Figure content listings
--------------------

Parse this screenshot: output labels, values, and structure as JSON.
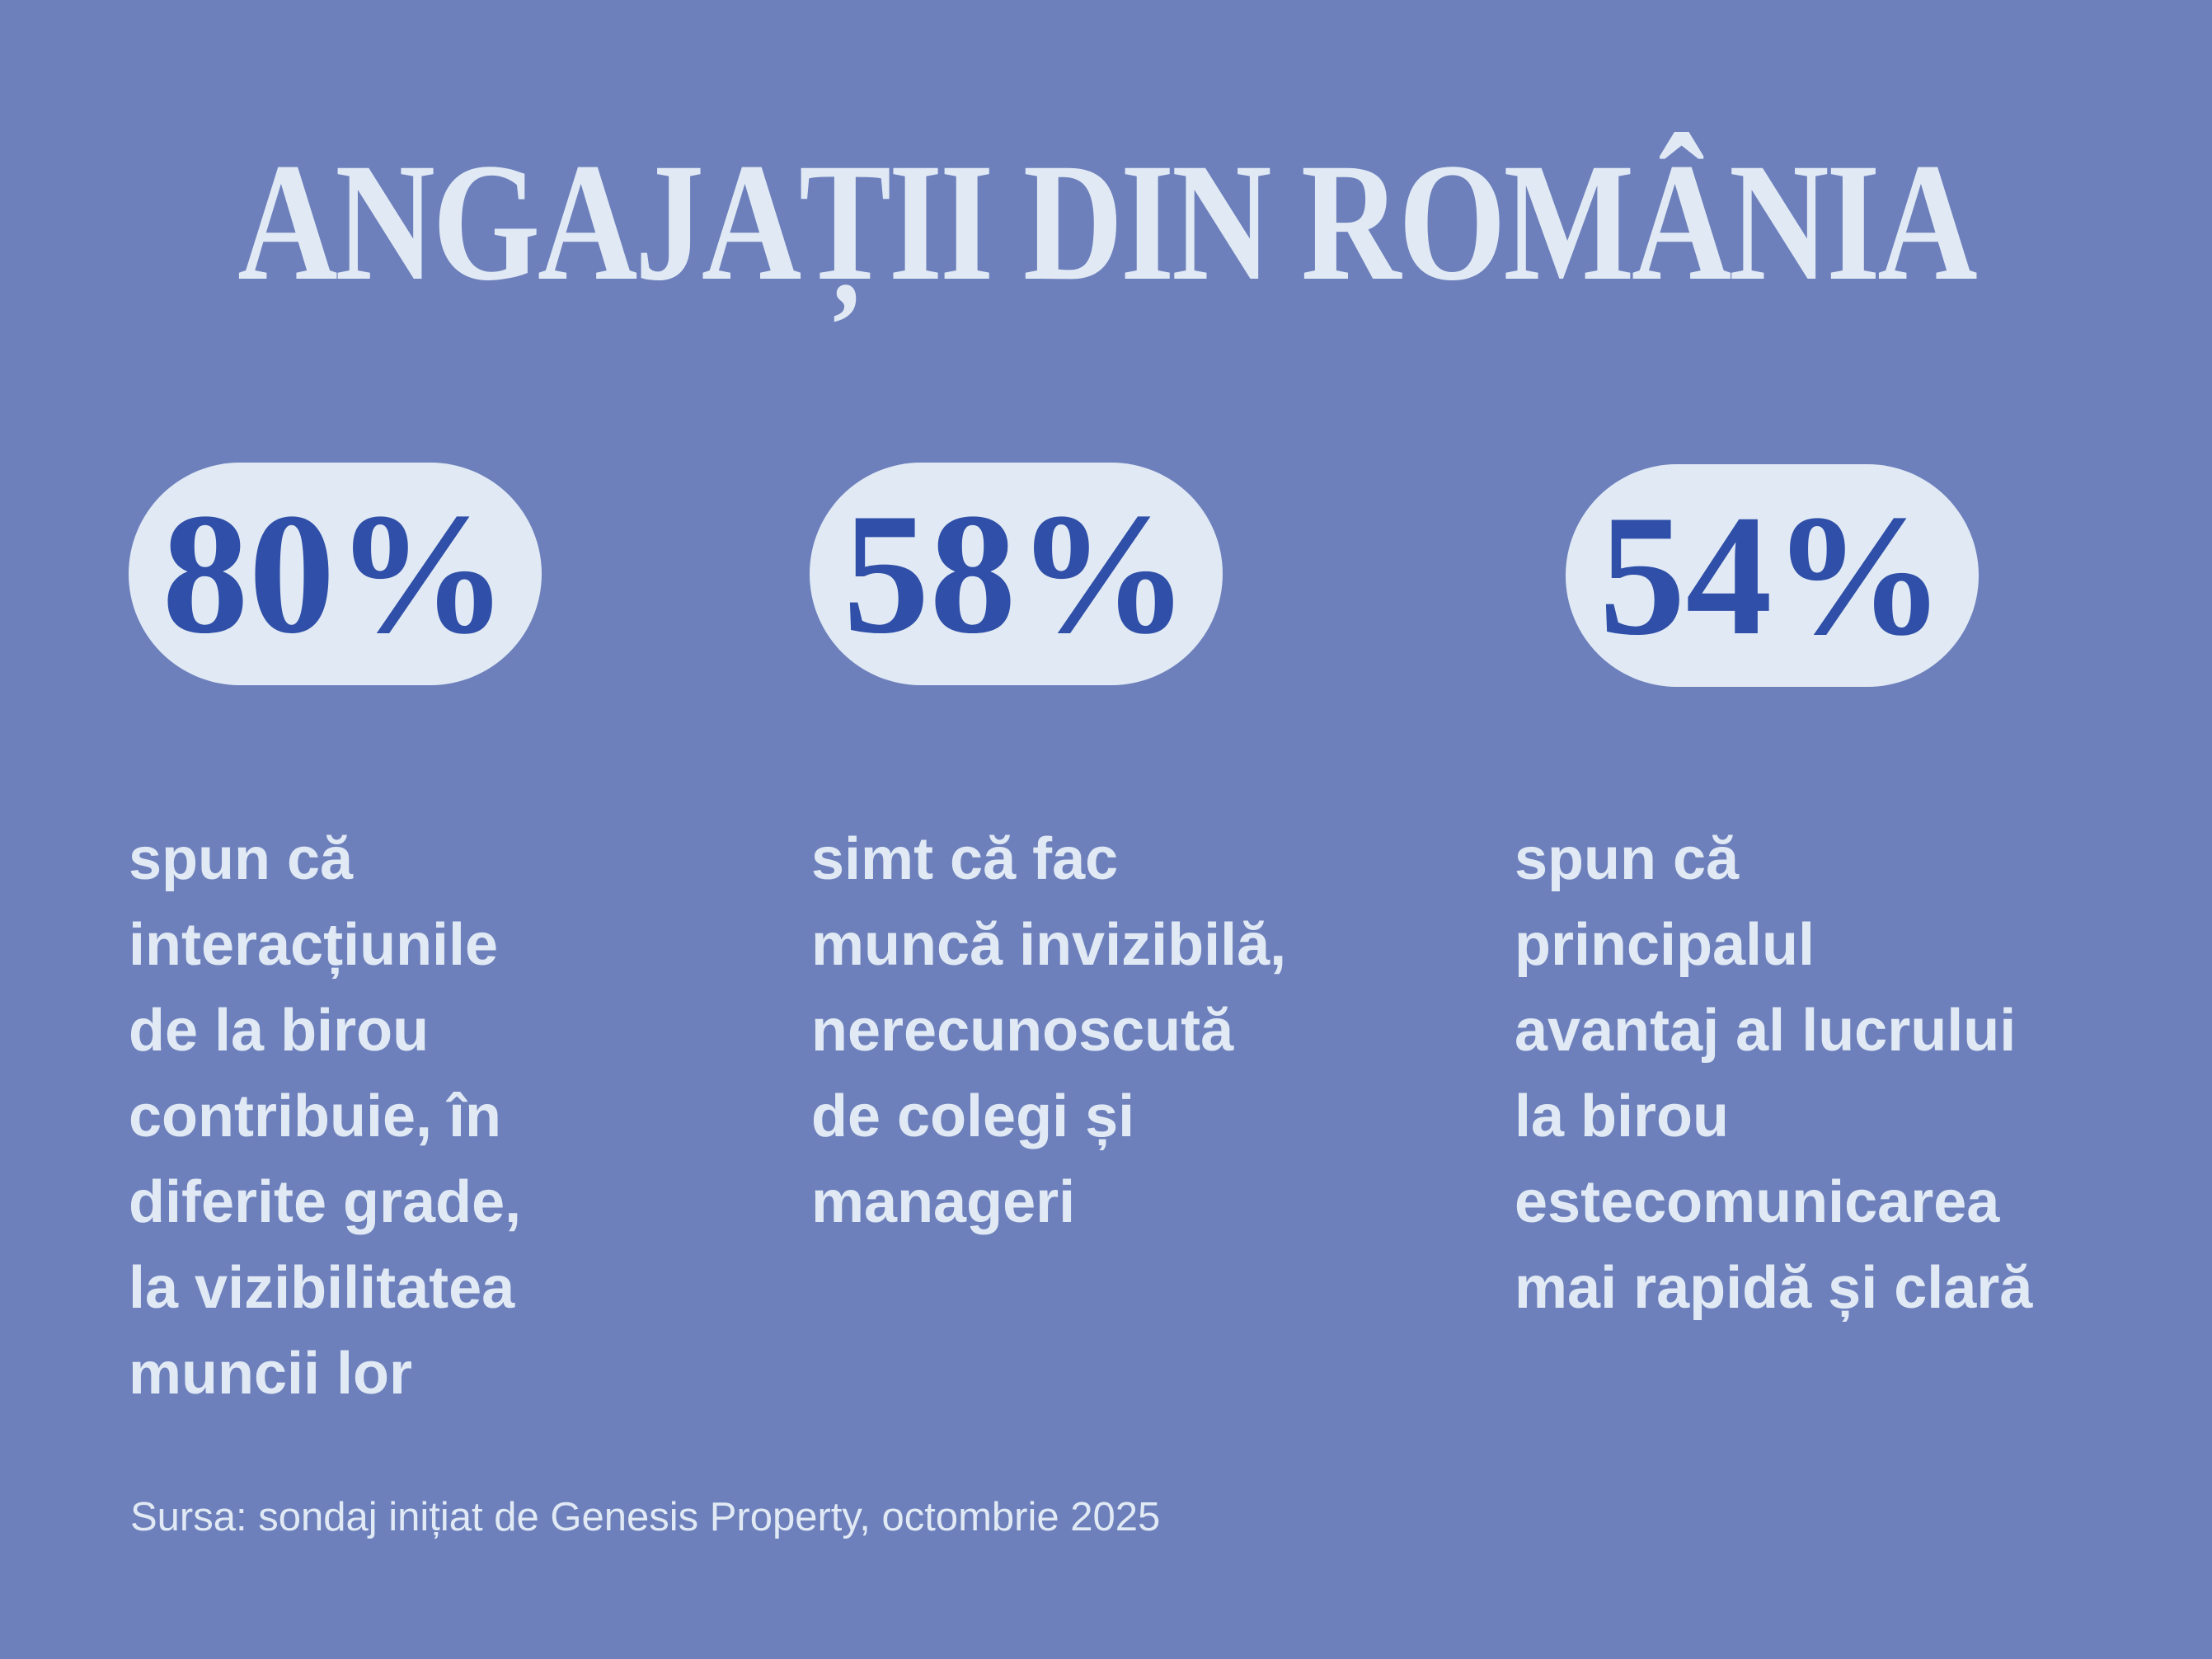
{
  "title": "ANGAJAȚII DIN ROMÂNIA",
  "colors": {
    "background": "#6d80bc",
    "pill": "#e1eaf4",
    "number": "#2f4fa8",
    "text": "#e1eaf4"
  },
  "stats": [
    {
      "value": "80%",
      "lines": [
        "spun că",
        "interacțiunile",
        "de la birou",
        "contribuie, în",
        "diferite grade,",
        "la vizibilitatea",
        "muncii lor"
      ]
    },
    {
      "value": "58%",
      "lines": [
        "simt că fac",
        "muncă invizibilă,",
        "nerecunoscută",
        "de colegi și",
        "manageri"
      ]
    },
    {
      "value": "54%",
      "lines": [
        "spun că",
        "principalul",
        "avantaj al lucrului",
        "la birou",
        "estecomunicarea",
        "mai rapidă și clară"
      ]
    }
  ],
  "source": "Sursa: sondaj inițiat de Genesis Property, octombrie 2025"
}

--------------------

• [ACTION ITEM]
Omit the pictures and set down the records exactly.

• [RESPONSE BELOW]
Parse this screenshot: output labels, values, and structure as JSON.
{
  "title": "ANGAJAȚII DIN ROMÂNIA",
  "colors": {
    "background": "#6d80bc",
    "pill": "#e1eaf4",
    "number": "#2f4fa8",
    "text": "#e1eaf4"
  },
  "stats": [
    {
      "value": "80%",
      "lines": [
        "spun că",
        "interacțiunile",
        "de la birou",
        "contribuie, în",
        "diferite grade,",
        "la vizibilitatea",
        "muncii lor"
      ]
    },
    {
      "value": "58%",
      "lines": [
        "simt că fac",
        "muncă invizibilă,",
        "nerecunoscută",
        "de colegi și",
        "manageri"
      ]
    },
    {
      "value": "54%",
      "lines": [
        "spun că",
        "principalul",
        "avantaj al lucrului",
        "la birou",
        "estecomunicarea",
        "mai rapidă și clară"
      ]
    }
  ],
  "source": "Sursa: sondaj inițiat de Genesis Property, octombrie 2025"
}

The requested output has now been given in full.